§ Available records:
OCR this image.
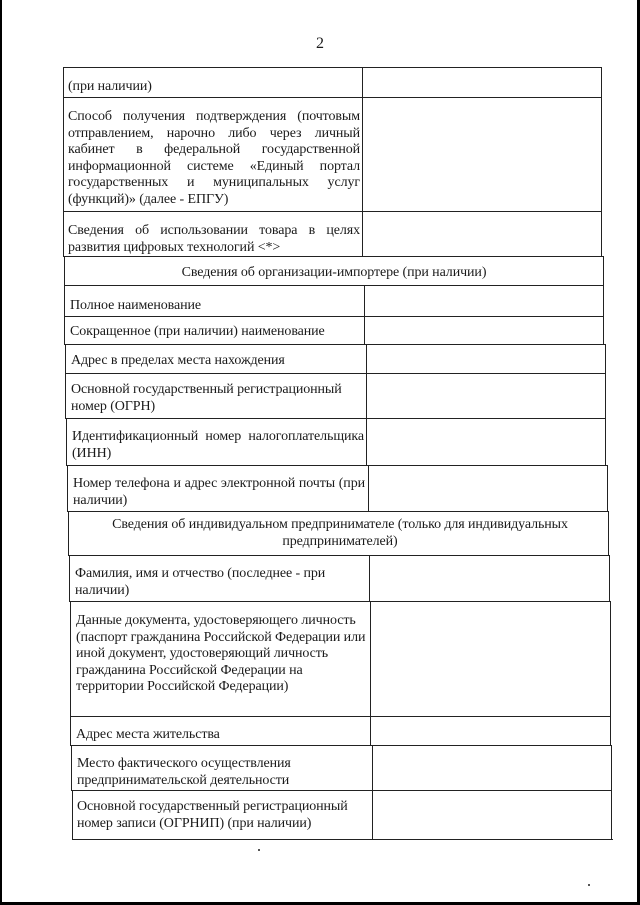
2

(при наличии)

Способ получения подтверждения (почтовым отправлением, нарочно либо через личный кабинет в федеральной государственной информационной системе «Единый портал государственных и муниципальных услуг (функций)» (далее - ЕПГУ)

Сведения об использовании товара в целях развития цифровых технологий <*>

Сведения об организации-импортере (при наличии)

Полное наименование

Сокращенное (при наличии) наименование

Адрес в пределах места нахождения

Основной государственный регистрационный номер (ОГРН)

Идентификационный номер налогоплательщика (ИНН)

Номер телефона и адрес электронной почты (при наличии)

Сведения об индивидуальном предпринимателе (только для индивидуальных предпринимателей)

Фамилия, имя и отчество (последнее - при наличии)

Данные документа, удостоверяющего личность (паспорт гражданина Российской Федерации или иной документ, удостоверяющий личность гражданина Российской Федерации на территории Российской Федерации)

Адрес места жительства

Место фактического осуществления предпринимательской деятельности

Основной государственный регистрационный номер записи (ОГРНИП) (при наличии)
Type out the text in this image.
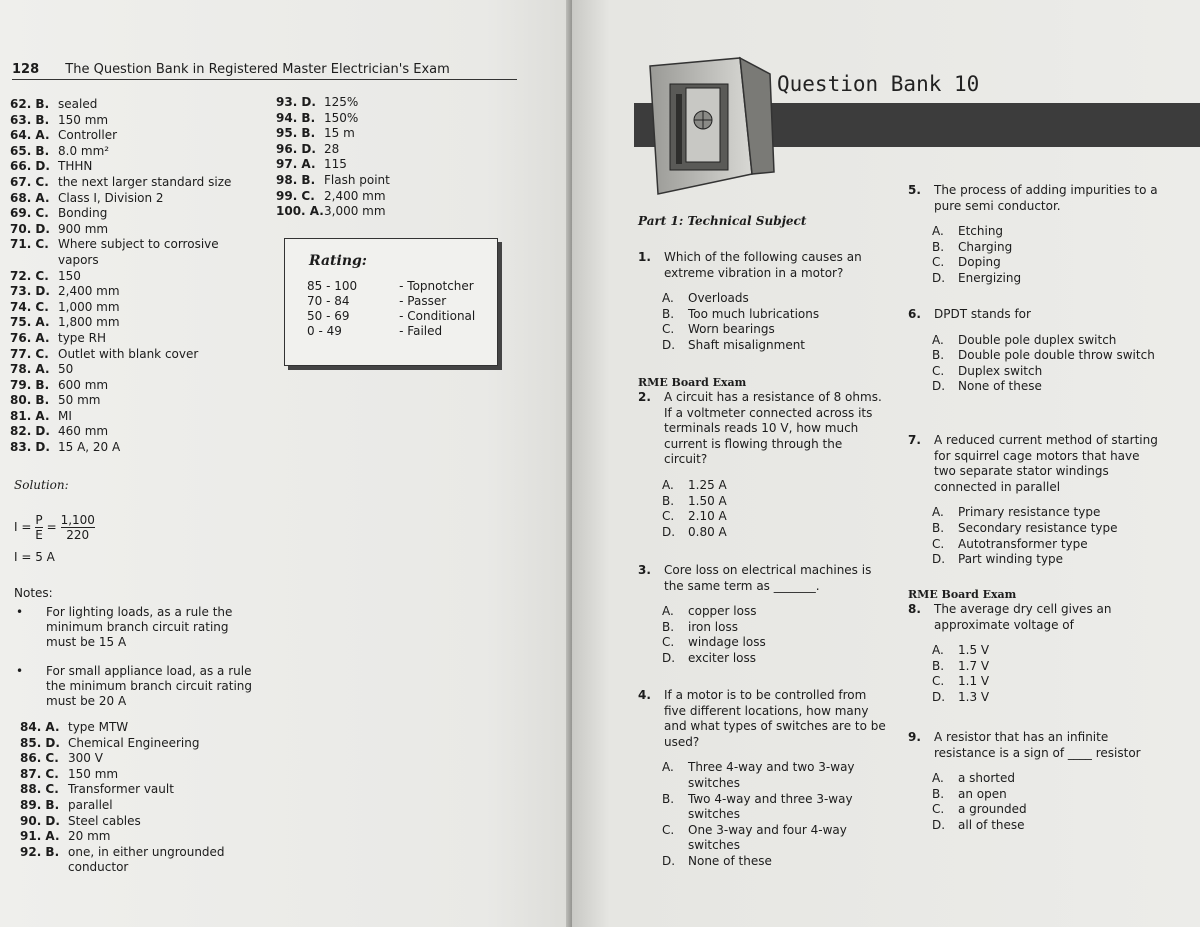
128 The Question Bank in Registered Master Electrician's Exam
62. B. sealed
63. B. 150 mm
64. A. Controller
65. B. 8.0 mm²
66. D. THHN
67. C. the next larger standard size
68. A. Class I, Division 2
69. C. Bonding
70. D. 900 mm
71. C. Where subject to corrosive vapors
72. C. 150
73. D. 2,400 mm
74. C. 1,000 mm
75. A. 1,800 mm
76. A. type RH
77. C. Outlet with blank cover
78. A. 50
79. B. 600 mm
80. B. 50 mm
81. A. MI
82. D. 460 mm
83. D. 15 A, 20 A
Solution:
$I = \frac{P}{E} = \frac{1,100}{220}$
I = 5 A
Notes:
•	For lighting loads, as a rule the minimum branch circuit rating must be 15 A
•	For small appliance load, as a rule the minimum branch circuit rating must be 20 A
84. A. type MTW
85. D. Chemical Engineering
86. C. 300 V
87. C. 150 mm
88. C. Transformer vault
89. B. parallel
90. D. Steel cables
91. A. 20 mm
92. B. one, in either ungrounded conductor
93. D. 125%
94. B. 150%
95. B. 15 m
96. D. 28
97. A. 115
98. B. Flash point
99. C. 2,400 mm
100. A. 3,000 mm
Rating:
85 - 100	- Topnotcher
70 - 84	- Passer
50 - 69	- Conditional
0 - 49	- Failed
Question Bank 10
Part 1: Technical Subject
1.	Which of the following causes an extreme vibration in a motor?
A.	Overloads
B.	Too much lubrications
C.	Worn bearings
D.	Shaft misalignment
RME Board Exam
2.	A circuit has a resistance of 8 ohms. If a voltmeter connected across its terminals reads 10 V, how much current is flowing through the circuit?
A.	1.25 A
B.	1.50 A
C.	2.10 A
D.	0.80 A
3.	Core loss on electrical machines is the same term as _______.
A.	copper loss
B.	iron loss
C.	windage loss
D.	exciter loss
4.	If a motor is to be controlled from five different locations, how many and what types of switches are to be used?
A.	Three 4-way and two 3-way switches
B.	Two 4-way and three 3-way switches
C.	One 3-way and four 4-way switches
D.	None of these
5.	The process of adding impurities to a pure semi conductor.
A.	Etching
B.	Charging
C.	Doping
D.	Energizing
6.	DPDT stands for
A.	Double pole duplex switch
B.	Double pole double throw switch
C.	Duplex switch
D.	None of these
7.	A reduced current method of starting for squirrel cage motors that have two separate stator windings connected in parallel
A.	Primary resistance type
B.	Secondary resistance type
C.	Autotransformer type
D.	Part winding type
RME Board Exam
8.	The average dry cell gives an approximate voltage of
A.	1.5 V
B.	1.7 V
C.	1.1 V
D.	1.3 V
9.	A resistor that has an infinite resistance is a sign of ____ resistor
A.	a shorted
B.	an open
C.	a grounded
D.	all of these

§ To do: Return, from the data, each line that has the word "наименование" in it.

§ Expected answer:
Полное наименование
Сокращенное (при наличии) наименование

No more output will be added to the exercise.